*INSTRUCTIONS FOR THE TASK*
Quote the data below in full, minus the images.

## begin INPUT

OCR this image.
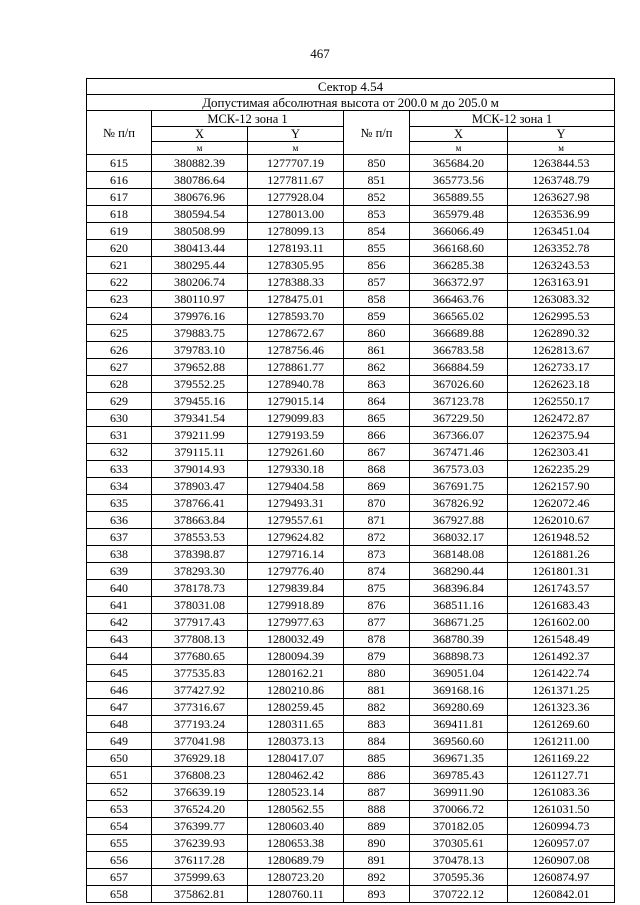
467
Сектор 4.54					
Допустимая абсолютная высота от 200.0 м до 205.0 м					
№ п/п	МСК-12 зона 1		№ п/п	МСК-12 зона 1	
	X	Y		X	Y
	м	м		м	м
615	380882.39	1277707.19	850	365684.20	1263844.53
616	380786.64	1277811.67	851	365773.56	1263748.79
617	380676.96	1277928.04	852	365889.55	1263627.98
618	380594.54	1278013.00	853	365979.48	1263536.99
619	380508.99	1278099.13	854	366066.49	1263451.04
620	380413.44	1278193.11	855	366168.60	1263352.78
621	380295.44	1278305.95	856	366285.38	1263243.53
622	380206.74	1278388.33	857	366372.97	1263163.91
623	380110.97	1278475.01	858	366463.76	1263083.32
624	379976.16	1278593.70	859	366565.02	1262995.53
625	379883.75	1278672.67	860	366689.88	1262890.32
626	379783.10	1278756.46	861	366783.58	1262813.67
627	379652.88	1278861.77	862	366884.59	1262733.17
628	379552.25	1278940.78	863	367026.60	1262623.18
629	379455.16	1279015.14	864	367123.78	1262550.17
630	379341.54	1279099.83	865	367229.50	1262472.87
631	379211.99	1279193.59	866	367366.07	1262375.94
632	379115.11	1279261.60	867	367471.46	1262303.41
633	379014.93	1279330.18	868	367573.03	1262235.29
634	378903.47	1279404.58	869	367691.75	1262157.90
635	378766.41	1279493.31	870	367826.92	1262072.46
636	378663.84	1279557.61	871	367927.88	1262010.67
637	378553.53	1279624.82	872	368032.17	1261948.52
638	378398.87	1279716.14	873	368148.08	1261881.26
639	378293.30	1279776.40	874	368290.44	1261801.31
640	378178.73	1279839.84	875	368396.84	1261743.57
641	378031.08	1279918.89	876	368511.16	1261683.43
642	377917.43	1279977.63	877	368671.25	1261602.00
643	377808.13	1280032.49	878	368780.39	1261548.49
644	377680.65	1280094.39	879	368898.73	1261492.37
645	377535.83	1280162.21	880	369051.04	1261422.74
646	377427.92	1280210.86	881	369168.16	1261371.25
647	377316.67	1280259.45	882	369280.69	1261323.36
648	377193.24	1280311.65	883	369411.81	1261269.60
649	377041.98	1280373.13	884	369560.60	1261211.00
650	376929.18	1280417.07	885	369671.35	1261169.22
651	376808.23	1280462.42	886	369785.43	1261127.71
652	376639.19	1280523.14	887	369911.90	1261083.36
653	376524.20	1280562.55	888	370066.72	1261031.50
654	376399.77	1280603.40	889	370182.05	1260994.73
655	376239.93	1280653.38	890	370305.61	1260957.07
656	376117.28	1280689.79	891	370478.13	1260907.08
657	375999.63	1280723.20	892	370595.36	1260874.97
658	375862.81	1280760.11	893	370722.12	1260842.01
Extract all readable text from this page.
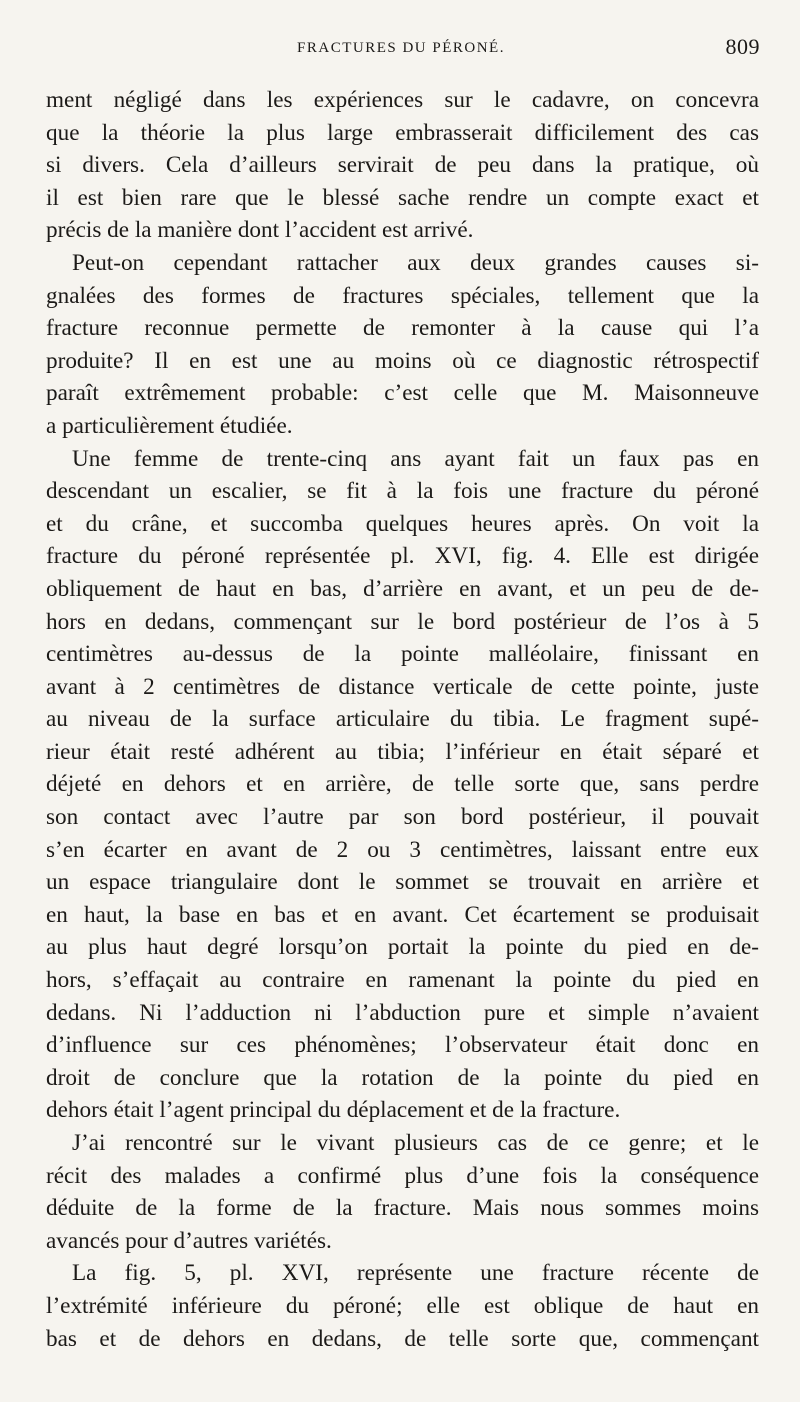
FRACTURES DU PÉRONÉ.	809
ment négligé dans les expériences sur le cadavre, on concevra
que la théorie la plus large embrasserait difficilement des cas
si divers. Cela d’ailleurs servirait de peu dans la pratique, où
il est bien rare que le blessé sache rendre un compte exact et
précis de la manière dont l’accident est arrivé.
Peut-on cependant rattacher aux deux grandes causes si-
gnalées des formes de fractures spéciales, tellement que la
fracture reconnue permette de remonter à la cause qui l’a
produite? Il en est une au moins où ce diagnostic rétrospectif
paraît extrêmement probable: c’est celle que M. Maisonneuve
a particulièrement étudiée.
Une femme de trente-cinq ans ayant fait un faux pas en
descendant un escalier, se fit à la fois une fracture du péroné
et du crâne, et succomba quelques heures après. On voit la
fracture du péroné représentée pl. XVI, fig. 4. Elle est dirigée
obliquement de haut en bas, d’arrière en avant, et un peu de de-
hors en dedans, commençant sur le bord postérieur de l’os à 5
centimètres au-dessus de la pointe malléolaire, finissant en
avant à 2 centimètres de distance verticale de cette pointe, juste
au niveau de la surface articulaire du tibia. Le fragment supé-
rieur était resté adhérent au tibia; l’inférieur en était séparé et
déjeté en dehors et en arrière, de telle sorte que, sans perdre
son contact avec l’autre par son bord postérieur, il pouvait
s’en écarter en avant de 2 ou 3 centimètres, laissant entre eux
un espace triangulaire dont le sommet se trouvait en arrière et
en haut, la base en bas et en avant. Cet écartement se produisait
au plus haut degré lorsqu’on portait la pointe du pied en de-
hors, s’effaçait au contraire en ramenant la pointe du pied en
dedans. Ni l’adduction ni l’abduction pure et simple n’avaient
d’influence sur ces phénomènes; l’observateur était donc en
droit de conclure que la rotation de la pointe du pied en
dehors était l’agent principal du déplacement et de la fracture.
J’ai rencontré sur le vivant plusieurs cas de ce genre; et le
récit des malades a confirmé plus d’une fois la conséquence
déduite de la forme de la fracture. Mais nous sommes moins
avancés pour d’autres variétés.
La fig. 5, pl. XVI, représente une fracture récente de
l’extrémité inférieure du péroné; elle est oblique de haut en
bas et de dehors en dedans, de telle sorte que, commençant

## end INPUT

*FINAL RESULT*
OCR this image.
467
Сектор 4.54					
Допустимая абсолютная высота от 200.0 м до 205.0 м					
№ п/п	МСК-12 зона 1		№ п/п	МСК-12 зона 1	
	X	Y		X	Y
	м	м		м	м
615	380882.39	1277707.19	850	365684.20	1263844.53
616	380786.64	1277811.67	851	365773.56	1263748.79
617	380676.96	1277928.04	852	365889.55	1263627.98
618	380594.54	1278013.00	853	365979.48	1263536.99
619	380508.99	1278099.13	854	366066.49	1263451.04
620	380413.44	1278193.11	855	366168.60	1263352.78
621	380295.44	1278305.95	856	366285.38	1263243.53
622	380206.74	1278388.33	857	366372.97	1263163.91
623	380110.97	1278475.01	858	366463.76	1263083.32
624	379976.16	1278593.70	859	366565.02	1262995.53
625	379883.75	1278672.67	860	366689.88	1262890.32
626	379783.10	1278756.46	861	366783.58	1262813.67
627	379652.88	1278861.77	862	366884.59	1262733.17
628	379552.25	1278940.78	863	367026.60	1262623.18
629	379455.16	1279015.14	864	367123.78	1262550.17
630	379341.54	1279099.83	865	367229.50	1262472.87
631	379211.99	1279193.59	866	367366.07	1262375.94
632	379115.11	1279261.60	867	367471.46	1262303.41
633	379014.93	1279330.18	868	367573.03	1262235.29
634	378903.47	1279404.58	869	367691.75	1262157.90
635	378766.41	1279493.31	870	367826.92	1262072.46
636	378663.84	1279557.61	871	367927.88	1262010.67
637	378553.53	1279624.82	872	368032.17	1261948.52
638	378398.87	1279716.14	873	368148.08	1261881.26
639	378293.30	1279776.40	874	368290.44	1261801.31
640	378178.73	1279839.84	875	368396.84	1261743.57
641	378031.08	1279918.89	876	368511.16	1261683.43
642	377917.43	1279977.63	877	368671.25	1261602.00
643	377808.13	1280032.49	878	368780.39	1261548.49
644	377680.65	1280094.39	879	368898.73	1261492.37
645	377535.83	1280162.21	880	369051.04	1261422.74
646	377427.92	1280210.86	881	369168.16	1261371.25
647	377316.67	1280259.45	882	369280.69	1261323.36
648	377193.24	1280311.65	883	369411.81	1261269.60
649	377041.98	1280373.13	884	369560.60	1261211.00
650	376929.18	1280417.07	885	369671.35	1261169.22
651	376808.23	1280462.42	886	369785.43	1261127.71
652	376639.19	1280523.14	887	369911.90	1261083.36
653	376524.20	1280562.55	888	370066.72	1261031.50
654	376399.77	1280603.40	889	370182.05	1260994.73
655	376239.93	1280653.38	890	370305.61	1260957.07
656	376117.28	1280689.79	891	370478.13	1260907.08
657	375999.63	1280723.20	892	370595.36	1260874.97
658	375862.81	1280760.11	893	370722.12	1260842.01
Extract all readable text from this page.
FRACTURES DU PÉRONÉ.	809
ment négligé dans les expériences sur le cadavre, on concevra
que la théorie la plus large embrasserait difficilement des cas
si divers. Cela d’ailleurs servirait de peu dans la pratique, où
il est bien rare que le blessé sache rendre un compte exact et
précis de la manière dont l’accident est arrivé.
Peut-on cependant rattacher aux deux grandes causes si-
gnalées des formes de fractures spéciales, tellement que la
fracture reconnue permette de remonter à la cause qui l’a
produite? Il en est une au moins où ce diagnostic rétrospectif
paraît extrêmement probable: c’est celle que M. Maisonneuve
a particulièrement étudiée.
Une femme de trente-cinq ans ayant fait un faux pas en
descendant un escalier, se fit à la fois une fracture du péroné
et du crâne, et succomba quelques heures après. On voit la
fracture du péroné représentée pl. XVI, fig. 4. Elle est dirigée
obliquement de haut en bas, d’arrière en avant, et un peu de de-
hors en dedans, commençant sur le bord postérieur de l’os à 5
centimètres au-dessus de la pointe malléolaire, finissant en
avant à 2 centimètres de distance verticale de cette pointe, juste
au niveau de la surface articulaire du tibia. Le fragment supé-
rieur était resté adhérent au tibia; l’inférieur en était séparé et
déjeté en dehors et en arrière, de telle sorte que, sans perdre
son contact avec l’autre par son bord postérieur, il pouvait
s’en écarter en avant de 2 ou 3 centimètres, laissant entre eux
un espace triangulaire dont le sommet se trouvait en arrière et
en haut, la base en bas et en avant. Cet écartement se produisait
au plus haut degré lorsqu’on portait la pointe du pied en de-
hors, s’effaçait au contraire en ramenant la pointe du pied en
dedans. Ni l’adduction ni l’abduction pure et simple n’avaient
d’influence sur ces phénomènes; l’observateur était donc en
droit de conclure que la rotation de la pointe du pied en
dehors était l’agent principal du déplacement et de la fracture.
J’ai rencontré sur le vivant plusieurs cas de ce genre; et le
récit des malades a confirmé plus d’une fois la conséquence
déduite de la forme de la fracture. Mais nous sommes moins
avancés pour d’autres variétés.
La fig. 5, pl. XVI, représente une fracture récente de
l’extrémité inférieure du péroné; elle est oblique de haut en
bas et de dehors en dedans, de telle sorte que, commençant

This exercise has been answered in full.